▶ _Set exercise_: Search the material for the word "tablets" and report each line where it turns up.
[Begin]
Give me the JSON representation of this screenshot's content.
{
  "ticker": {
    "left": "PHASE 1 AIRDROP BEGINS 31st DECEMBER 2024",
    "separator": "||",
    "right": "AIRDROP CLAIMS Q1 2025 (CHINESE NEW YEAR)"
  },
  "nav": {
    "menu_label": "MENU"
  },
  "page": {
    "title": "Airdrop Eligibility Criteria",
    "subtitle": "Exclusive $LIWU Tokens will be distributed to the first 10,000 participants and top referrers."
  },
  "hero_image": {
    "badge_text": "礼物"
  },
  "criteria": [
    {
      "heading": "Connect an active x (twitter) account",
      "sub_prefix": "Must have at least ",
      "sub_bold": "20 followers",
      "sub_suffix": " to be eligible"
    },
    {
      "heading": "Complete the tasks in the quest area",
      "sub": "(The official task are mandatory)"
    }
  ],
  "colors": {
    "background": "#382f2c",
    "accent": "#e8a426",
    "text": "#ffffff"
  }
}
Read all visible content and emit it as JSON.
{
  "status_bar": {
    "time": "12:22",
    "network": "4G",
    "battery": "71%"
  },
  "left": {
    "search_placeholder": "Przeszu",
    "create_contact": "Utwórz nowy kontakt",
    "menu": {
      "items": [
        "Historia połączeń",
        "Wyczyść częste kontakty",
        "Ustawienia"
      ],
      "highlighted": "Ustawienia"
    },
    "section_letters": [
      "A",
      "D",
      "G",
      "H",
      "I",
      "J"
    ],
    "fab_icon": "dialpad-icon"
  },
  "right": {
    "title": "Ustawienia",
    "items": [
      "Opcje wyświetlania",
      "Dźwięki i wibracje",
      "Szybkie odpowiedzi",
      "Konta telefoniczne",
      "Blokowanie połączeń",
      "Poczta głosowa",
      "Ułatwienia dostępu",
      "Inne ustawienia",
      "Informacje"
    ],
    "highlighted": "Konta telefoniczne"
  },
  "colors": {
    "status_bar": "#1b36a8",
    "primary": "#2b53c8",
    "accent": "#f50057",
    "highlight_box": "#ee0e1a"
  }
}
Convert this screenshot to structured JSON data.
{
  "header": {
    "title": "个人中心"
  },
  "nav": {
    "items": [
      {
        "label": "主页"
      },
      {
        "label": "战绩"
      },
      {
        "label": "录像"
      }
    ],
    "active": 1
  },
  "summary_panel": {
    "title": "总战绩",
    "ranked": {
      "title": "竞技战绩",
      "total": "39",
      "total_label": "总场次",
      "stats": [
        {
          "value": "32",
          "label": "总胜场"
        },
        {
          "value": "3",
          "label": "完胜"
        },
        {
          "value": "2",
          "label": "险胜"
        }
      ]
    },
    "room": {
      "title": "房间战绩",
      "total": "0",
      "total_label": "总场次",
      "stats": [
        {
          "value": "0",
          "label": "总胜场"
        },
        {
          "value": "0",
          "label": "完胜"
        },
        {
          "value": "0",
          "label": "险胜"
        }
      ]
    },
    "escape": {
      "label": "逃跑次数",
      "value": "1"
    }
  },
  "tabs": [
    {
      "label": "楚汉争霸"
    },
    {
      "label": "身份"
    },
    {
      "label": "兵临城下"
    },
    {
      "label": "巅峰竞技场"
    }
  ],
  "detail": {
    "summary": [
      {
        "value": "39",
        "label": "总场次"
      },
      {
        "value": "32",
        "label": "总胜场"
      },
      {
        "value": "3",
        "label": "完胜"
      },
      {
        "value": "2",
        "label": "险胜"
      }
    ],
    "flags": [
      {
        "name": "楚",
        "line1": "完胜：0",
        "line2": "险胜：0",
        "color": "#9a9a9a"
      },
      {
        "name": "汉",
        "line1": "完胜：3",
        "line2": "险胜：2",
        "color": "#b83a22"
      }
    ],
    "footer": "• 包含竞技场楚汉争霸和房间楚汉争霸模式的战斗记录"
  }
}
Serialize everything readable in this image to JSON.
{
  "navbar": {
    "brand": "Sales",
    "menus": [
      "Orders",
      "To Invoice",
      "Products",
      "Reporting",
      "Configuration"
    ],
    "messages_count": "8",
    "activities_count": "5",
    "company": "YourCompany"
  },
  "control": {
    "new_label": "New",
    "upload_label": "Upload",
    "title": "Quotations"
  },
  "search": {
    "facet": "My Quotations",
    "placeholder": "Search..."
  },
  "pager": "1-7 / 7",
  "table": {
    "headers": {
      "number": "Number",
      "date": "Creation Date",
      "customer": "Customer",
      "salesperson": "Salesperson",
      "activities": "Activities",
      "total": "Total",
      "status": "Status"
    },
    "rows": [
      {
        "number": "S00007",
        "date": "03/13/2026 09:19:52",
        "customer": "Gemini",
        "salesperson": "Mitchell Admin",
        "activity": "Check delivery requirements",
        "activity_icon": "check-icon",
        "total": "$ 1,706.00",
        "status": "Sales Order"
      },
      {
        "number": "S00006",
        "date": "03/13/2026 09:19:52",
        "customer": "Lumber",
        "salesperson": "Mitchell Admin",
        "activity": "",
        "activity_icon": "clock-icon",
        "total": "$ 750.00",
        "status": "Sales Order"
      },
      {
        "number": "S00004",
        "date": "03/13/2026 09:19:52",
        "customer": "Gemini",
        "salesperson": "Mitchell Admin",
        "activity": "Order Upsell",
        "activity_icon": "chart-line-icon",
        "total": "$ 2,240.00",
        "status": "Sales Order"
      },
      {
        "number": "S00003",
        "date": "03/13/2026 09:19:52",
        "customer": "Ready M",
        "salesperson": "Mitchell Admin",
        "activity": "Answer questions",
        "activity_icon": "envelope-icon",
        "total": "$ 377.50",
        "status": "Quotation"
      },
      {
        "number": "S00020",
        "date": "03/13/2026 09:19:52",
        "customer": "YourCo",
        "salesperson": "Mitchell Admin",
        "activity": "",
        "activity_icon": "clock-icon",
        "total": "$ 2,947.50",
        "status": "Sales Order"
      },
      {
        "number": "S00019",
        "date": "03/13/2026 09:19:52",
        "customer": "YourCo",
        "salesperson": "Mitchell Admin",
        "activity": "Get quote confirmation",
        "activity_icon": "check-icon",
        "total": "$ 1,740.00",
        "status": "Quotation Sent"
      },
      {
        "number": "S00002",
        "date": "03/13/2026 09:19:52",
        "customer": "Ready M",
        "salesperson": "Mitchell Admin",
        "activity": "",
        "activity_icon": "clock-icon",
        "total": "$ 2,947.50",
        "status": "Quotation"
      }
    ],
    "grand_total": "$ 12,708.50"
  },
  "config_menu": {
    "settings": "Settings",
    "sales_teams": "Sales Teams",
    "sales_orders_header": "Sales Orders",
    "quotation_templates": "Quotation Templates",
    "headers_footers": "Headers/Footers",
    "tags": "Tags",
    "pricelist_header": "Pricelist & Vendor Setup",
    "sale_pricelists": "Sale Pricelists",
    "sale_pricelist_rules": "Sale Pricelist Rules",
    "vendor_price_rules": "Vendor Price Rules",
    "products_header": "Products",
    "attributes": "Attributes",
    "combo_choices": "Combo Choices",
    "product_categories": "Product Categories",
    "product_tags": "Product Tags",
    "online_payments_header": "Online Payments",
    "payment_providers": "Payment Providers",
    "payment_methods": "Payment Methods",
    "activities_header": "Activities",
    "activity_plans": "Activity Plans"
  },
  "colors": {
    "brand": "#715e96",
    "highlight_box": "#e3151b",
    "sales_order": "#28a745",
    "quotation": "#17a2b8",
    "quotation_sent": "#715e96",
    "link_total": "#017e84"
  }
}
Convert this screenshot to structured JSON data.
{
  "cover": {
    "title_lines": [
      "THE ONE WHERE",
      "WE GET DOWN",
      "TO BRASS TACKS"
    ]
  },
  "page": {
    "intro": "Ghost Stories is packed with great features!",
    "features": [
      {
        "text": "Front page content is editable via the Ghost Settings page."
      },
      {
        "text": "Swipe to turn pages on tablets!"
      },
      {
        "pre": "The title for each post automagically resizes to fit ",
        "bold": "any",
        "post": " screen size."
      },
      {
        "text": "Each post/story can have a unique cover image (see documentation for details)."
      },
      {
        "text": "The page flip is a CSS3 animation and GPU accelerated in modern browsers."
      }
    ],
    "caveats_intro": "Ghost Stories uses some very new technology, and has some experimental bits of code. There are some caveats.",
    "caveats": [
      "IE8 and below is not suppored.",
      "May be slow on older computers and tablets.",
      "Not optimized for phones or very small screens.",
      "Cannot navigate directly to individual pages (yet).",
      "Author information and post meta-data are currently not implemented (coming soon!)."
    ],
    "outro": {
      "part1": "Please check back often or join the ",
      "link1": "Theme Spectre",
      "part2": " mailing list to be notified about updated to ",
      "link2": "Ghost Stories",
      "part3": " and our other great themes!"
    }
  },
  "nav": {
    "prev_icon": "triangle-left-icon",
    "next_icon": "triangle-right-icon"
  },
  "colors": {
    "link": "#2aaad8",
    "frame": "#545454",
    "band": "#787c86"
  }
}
[End]
▶ _Answer for the task_:
        "text": "Swipe to turn pages on tablets!"
      "May be slow on older computers and tablets.",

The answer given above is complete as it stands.